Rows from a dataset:
######

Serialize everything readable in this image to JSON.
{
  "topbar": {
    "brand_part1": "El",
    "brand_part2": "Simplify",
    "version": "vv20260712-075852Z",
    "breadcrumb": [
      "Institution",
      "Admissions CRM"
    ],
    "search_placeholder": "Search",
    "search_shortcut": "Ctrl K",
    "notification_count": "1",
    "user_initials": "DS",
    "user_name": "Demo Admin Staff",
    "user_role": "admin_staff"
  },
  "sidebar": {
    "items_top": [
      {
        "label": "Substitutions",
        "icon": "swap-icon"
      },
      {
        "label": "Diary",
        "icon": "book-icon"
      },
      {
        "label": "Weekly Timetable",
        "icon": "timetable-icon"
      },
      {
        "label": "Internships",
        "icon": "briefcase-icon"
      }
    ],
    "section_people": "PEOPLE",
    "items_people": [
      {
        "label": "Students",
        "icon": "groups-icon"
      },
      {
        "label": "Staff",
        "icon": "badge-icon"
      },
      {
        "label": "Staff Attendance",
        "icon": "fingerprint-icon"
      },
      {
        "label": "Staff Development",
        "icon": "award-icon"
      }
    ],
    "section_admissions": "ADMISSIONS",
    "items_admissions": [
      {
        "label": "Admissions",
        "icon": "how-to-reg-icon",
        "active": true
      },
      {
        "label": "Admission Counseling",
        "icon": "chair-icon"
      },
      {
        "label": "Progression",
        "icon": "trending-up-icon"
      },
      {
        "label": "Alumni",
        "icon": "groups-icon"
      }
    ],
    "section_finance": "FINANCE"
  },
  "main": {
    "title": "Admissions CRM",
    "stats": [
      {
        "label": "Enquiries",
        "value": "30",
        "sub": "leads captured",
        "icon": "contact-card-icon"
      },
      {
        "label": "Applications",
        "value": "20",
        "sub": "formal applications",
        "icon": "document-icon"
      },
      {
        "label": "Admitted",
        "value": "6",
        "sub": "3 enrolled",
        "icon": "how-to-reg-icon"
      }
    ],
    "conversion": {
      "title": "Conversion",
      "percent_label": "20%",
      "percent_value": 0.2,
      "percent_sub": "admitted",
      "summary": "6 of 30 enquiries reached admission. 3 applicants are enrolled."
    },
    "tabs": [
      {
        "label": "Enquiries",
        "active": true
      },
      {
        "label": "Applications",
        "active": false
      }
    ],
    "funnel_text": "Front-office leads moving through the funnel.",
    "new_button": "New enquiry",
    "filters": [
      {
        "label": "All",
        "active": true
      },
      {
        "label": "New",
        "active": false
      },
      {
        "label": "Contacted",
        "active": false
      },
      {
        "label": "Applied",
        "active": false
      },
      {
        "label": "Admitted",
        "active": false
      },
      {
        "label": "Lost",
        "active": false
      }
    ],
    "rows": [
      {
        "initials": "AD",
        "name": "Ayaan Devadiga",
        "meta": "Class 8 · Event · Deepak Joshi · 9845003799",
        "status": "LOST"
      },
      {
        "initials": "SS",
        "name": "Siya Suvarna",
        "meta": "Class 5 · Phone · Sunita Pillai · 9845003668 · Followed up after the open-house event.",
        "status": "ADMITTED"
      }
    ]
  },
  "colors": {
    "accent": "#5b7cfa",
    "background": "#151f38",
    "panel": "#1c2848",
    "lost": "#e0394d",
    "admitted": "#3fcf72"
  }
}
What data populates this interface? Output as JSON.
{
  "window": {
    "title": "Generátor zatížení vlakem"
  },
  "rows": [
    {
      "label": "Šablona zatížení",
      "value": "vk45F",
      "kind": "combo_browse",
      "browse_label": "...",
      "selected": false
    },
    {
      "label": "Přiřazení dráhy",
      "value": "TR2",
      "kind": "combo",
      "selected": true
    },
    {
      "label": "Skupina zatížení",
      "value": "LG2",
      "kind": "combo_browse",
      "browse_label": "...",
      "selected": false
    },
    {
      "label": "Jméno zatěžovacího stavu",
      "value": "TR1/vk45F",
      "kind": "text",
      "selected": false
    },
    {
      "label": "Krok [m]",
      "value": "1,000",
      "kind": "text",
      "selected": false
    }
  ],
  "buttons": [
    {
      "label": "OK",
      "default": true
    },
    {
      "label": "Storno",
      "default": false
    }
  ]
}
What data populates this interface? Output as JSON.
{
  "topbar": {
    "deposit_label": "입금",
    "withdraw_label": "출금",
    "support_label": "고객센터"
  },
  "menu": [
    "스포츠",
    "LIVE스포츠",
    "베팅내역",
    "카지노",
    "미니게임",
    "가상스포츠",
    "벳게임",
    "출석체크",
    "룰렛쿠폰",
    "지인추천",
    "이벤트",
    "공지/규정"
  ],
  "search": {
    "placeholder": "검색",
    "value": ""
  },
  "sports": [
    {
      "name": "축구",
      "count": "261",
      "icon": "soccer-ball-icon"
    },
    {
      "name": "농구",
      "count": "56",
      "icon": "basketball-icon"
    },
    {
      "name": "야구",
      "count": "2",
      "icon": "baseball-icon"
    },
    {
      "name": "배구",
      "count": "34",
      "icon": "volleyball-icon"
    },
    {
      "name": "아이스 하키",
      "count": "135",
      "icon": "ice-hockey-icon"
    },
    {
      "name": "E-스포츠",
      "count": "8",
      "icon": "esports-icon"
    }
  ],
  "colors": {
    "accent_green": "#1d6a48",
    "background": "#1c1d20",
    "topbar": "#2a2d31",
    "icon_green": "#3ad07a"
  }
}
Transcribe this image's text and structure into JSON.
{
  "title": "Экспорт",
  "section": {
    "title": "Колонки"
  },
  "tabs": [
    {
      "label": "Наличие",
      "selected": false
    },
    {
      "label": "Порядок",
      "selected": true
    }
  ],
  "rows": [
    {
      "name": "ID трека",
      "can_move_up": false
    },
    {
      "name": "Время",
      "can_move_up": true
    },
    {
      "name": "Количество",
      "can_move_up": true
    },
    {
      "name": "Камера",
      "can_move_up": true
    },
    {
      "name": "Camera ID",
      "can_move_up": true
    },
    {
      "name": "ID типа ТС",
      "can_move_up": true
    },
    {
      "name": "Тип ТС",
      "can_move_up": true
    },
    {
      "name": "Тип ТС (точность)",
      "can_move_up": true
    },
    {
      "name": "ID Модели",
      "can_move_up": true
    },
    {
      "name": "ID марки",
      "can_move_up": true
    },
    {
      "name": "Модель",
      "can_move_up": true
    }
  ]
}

######

• _PROBLEM TO SOLVE_: Determine the number of lines in these entries that contain the word "zatížení", and write only that number.

• _ANSWER FOR THE TASK_: 3